**RECORDS FOR THIS TASK**
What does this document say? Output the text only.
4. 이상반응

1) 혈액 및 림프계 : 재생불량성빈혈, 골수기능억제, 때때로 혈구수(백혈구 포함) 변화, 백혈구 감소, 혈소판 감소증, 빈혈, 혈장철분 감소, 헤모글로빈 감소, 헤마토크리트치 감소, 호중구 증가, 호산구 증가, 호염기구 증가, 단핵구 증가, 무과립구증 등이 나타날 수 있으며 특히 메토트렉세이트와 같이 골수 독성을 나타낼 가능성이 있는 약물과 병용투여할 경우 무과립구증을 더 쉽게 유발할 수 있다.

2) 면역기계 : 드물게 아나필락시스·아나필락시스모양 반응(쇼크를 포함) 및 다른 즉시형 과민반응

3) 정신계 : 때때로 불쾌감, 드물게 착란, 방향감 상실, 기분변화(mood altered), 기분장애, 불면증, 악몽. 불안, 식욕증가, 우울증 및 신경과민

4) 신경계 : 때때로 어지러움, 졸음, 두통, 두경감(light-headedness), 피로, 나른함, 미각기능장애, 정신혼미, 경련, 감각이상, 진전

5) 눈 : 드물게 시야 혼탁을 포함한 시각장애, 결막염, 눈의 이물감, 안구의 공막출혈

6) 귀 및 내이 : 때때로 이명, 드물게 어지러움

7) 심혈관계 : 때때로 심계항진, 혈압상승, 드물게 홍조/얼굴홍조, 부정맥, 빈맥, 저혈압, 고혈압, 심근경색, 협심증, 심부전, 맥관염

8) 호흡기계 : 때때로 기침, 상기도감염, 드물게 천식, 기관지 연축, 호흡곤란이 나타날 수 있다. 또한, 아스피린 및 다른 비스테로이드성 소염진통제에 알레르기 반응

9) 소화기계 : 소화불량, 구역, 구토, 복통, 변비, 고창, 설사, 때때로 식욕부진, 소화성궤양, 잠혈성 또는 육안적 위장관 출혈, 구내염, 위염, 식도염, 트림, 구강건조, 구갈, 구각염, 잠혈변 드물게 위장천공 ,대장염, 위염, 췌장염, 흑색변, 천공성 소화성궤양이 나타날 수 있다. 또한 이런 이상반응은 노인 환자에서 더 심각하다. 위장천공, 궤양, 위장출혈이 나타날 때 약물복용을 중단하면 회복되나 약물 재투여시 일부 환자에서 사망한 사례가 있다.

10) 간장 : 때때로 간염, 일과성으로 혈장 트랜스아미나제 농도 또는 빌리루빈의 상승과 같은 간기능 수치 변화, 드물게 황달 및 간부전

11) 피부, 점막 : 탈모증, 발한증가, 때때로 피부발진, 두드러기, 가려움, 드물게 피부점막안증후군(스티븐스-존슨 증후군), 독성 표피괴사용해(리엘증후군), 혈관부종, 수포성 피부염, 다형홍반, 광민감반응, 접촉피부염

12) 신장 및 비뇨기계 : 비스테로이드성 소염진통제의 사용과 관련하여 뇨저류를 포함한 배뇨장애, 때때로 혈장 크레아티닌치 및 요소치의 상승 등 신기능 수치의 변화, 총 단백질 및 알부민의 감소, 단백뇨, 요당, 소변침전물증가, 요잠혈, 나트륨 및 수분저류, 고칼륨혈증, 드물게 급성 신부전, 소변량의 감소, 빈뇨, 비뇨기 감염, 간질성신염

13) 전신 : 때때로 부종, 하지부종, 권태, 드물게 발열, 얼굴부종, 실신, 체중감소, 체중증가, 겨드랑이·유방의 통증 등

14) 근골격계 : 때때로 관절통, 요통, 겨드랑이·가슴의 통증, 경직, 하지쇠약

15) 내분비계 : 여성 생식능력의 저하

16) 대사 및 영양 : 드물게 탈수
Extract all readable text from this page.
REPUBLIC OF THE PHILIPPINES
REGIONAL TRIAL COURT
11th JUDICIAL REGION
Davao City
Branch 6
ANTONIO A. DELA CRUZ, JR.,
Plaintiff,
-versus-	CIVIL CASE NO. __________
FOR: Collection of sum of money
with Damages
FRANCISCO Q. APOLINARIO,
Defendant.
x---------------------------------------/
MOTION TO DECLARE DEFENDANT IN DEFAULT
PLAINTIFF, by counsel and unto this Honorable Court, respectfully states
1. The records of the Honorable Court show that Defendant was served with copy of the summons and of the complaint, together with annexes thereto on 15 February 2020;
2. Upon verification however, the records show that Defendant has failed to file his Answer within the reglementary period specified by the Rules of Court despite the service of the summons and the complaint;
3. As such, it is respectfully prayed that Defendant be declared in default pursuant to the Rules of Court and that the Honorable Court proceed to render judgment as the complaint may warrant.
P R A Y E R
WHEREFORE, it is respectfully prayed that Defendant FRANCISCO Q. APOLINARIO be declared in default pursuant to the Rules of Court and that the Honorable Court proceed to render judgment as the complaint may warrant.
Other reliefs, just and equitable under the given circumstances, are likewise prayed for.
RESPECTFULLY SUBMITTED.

**WHAT IS NEEDED**
Output the listing above exactly as it appears.

**EXERCISE RESPONSE**
What does this document say? Output the text only.
4. 이상반응

1) 혈액 및 림프계 : 재생불량성빈혈, 골수기능억제, 때때로 혈구수(백혈구 포함) 변화, 백혈구 감소, 혈소판 감소증, 빈혈, 혈장철분 감소, 헤모글로빈 감소, 헤마토크리트치 감소, 호중구 증가, 호산구 증가, 호염기구 증가, 단핵구 증가, 무과립구증 등이 나타날 수 있으며 특히 메토트렉세이트와 같이 골수 독성을 나타낼 가능성이 있는 약물과 병용투여할 경우 무과립구증을 더 쉽게 유발할 수 있다.

2) 면역기계 : 드물게 아나필락시스·아나필락시스모양 반응(쇼크를 포함) 및 다른 즉시형 과민반응

3) 정신계 : 때때로 불쾌감, 드물게 착란, 방향감 상실, 기분변화(mood altered), 기분장애, 불면증, 악몽. 불안, 식욕증가, 우울증 및 신경과민

4) 신경계 : 때때로 어지러움, 졸음, 두통, 두경감(light-headedness), 피로, 나른함, 미각기능장애, 정신혼미, 경련, 감각이상, 진전

5) 눈 : 드물게 시야 혼탁을 포함한 시각장애, 결막염, 눈의 이물감, 안구의 공막출혈

6) 귀 및 내이 : 때때로 이명, 드물게 어지러움

7) 심혈관계 : 때때로 심계항진, 혈압상승, 드물게 홍조/얼굴홍조, 부정맥, 빈맥, 저혈압, 고혈압, 심근경색, 협심증, 심부전, 맥관염

8) 호흡기계 : 때때로 기침, 상기도감염, 드물게 천식, 기관지 연축, 호흡곤란이 나타날 수 있다. 또한, 아스피린 및 다른 비스테로이드성 소염진통제에 알레르기 반응

9) 소화기계 : 소화불량, 구역, 구토, 복통, 변비, 고창, 설사, 때때로 식욕부진, 소화성궤양, 잠혈성 또는 육안적 위장관 출혈, 구내염, 위염, 식도염, 트림, 구강건조, 구갈, 구각염, 잠혈변 드물게 위장천공 ,대장염, 위염, 췌장염, 흑색변, 천공성 소화성궤양이 나타날 수 있다. 또한 이런 이상반응은 노인 환자에서 더 심각하다. 위장천공, 궤양, 위장출혈이 나타날 때 약물복용을 중단하면 회복되나 약물 재투여시 일부 환자에서 사망한 사례가 있다.

10) 간장 : 때때로 간염, 일과성으로 혈장 트랜스아미나제 농도 또는 빌리루빈의 상승과 같은 간기능 수치 변화, 드물게 황달 및 간부전

11) 피부, 점막 : 탈모증, 발한증가, 때때로 피부발진, 두드러기, 가려움, 드물게 피부점막안증후군(스티븐스-존슨 증후군), 독성 표피괴사용해(리엘증후군), 혈관부종, 수포성 피부염, 다형홍반, 광민감반응, 접촉피부염

12) 신장 및 비뇨기계 : 비스테로이드성 소염진통제의 사용과 관련하여 뇨저류를 포함한 배뇨장애, 때때로 혈장 크레아티닌치 및 요소치의 상승 등 신기능 수치의 변화, 총 단백질 및 알부민의 감소, 단백뇨, 요당, 소변침전물증가, 요잠혈, 나트륨 및 수분저류, 고칼륨혈증, 드물게 급성 신부전, 소변량의 감소, 빈뇨, 비뇨기 감염, 간질성신염

13) 전신 : 때때로 부종, 하지부종, 권태, 드물게 발열, 얼굴부종, 실신, 체중감소, 체중증가, 겨드랑이·유방의 통증 등

14) 근골격계 : 때때로 관절통, 요통, 겨드랑이·가슴의 통증, 경직, 하지쇠약

15) 내분비계 : 여성 생식능력의 저하

16) 대사 및 영양 : 드물게 탈수
Extract all readable text from this page.
REPUBLIC OF THE PHILIPPINES
REGIONAL TRIAL COURT
11th JUDICIAL REGION
Davao City
Branch 6
ANTONIO A. DELA CRUZ, JR.,
Plaintiff,
-versus-	CIVIL CASE NO. __________
FOR: Collection of sum of money
with Damages
FRANCISCO Q. APOLINARIO,
Defendant.
x---------------------------------------/
MOTION TO DECLARE DEFENDANT IN DEFAULT
PLAINTIFF, by counsel and unto this Honorable Court, respectfully states
1. The records of the Honorable Court show that Defendant was served with copy of the summons and of the complaint, together with annexes thereto on 15 February 2020;
2. Upon verification however, the records show that Defendant has failed to file his Answer within the reglementary period specified by the Rules of Court despite the service of the summons and the complaint;
3. As such, it is respectfully prayed that Defendant be declared in default pursuant to the Rules of Court and that the Honorable Court proceed to render judgment as the complaint may warrant.
P R A Y E R
WHEREFORE, it is respectfully prayed that Defendant FRANCISCO Q. APOLINARIO be declared in default pursuant to the Rules of Court and that the Honorable Court proceed to render judgment as the complaint may warrant.
Other reliefs, just and equitable under the given circumstances, are likewise prayed for.
RESPECTFULLY SUBMITTED.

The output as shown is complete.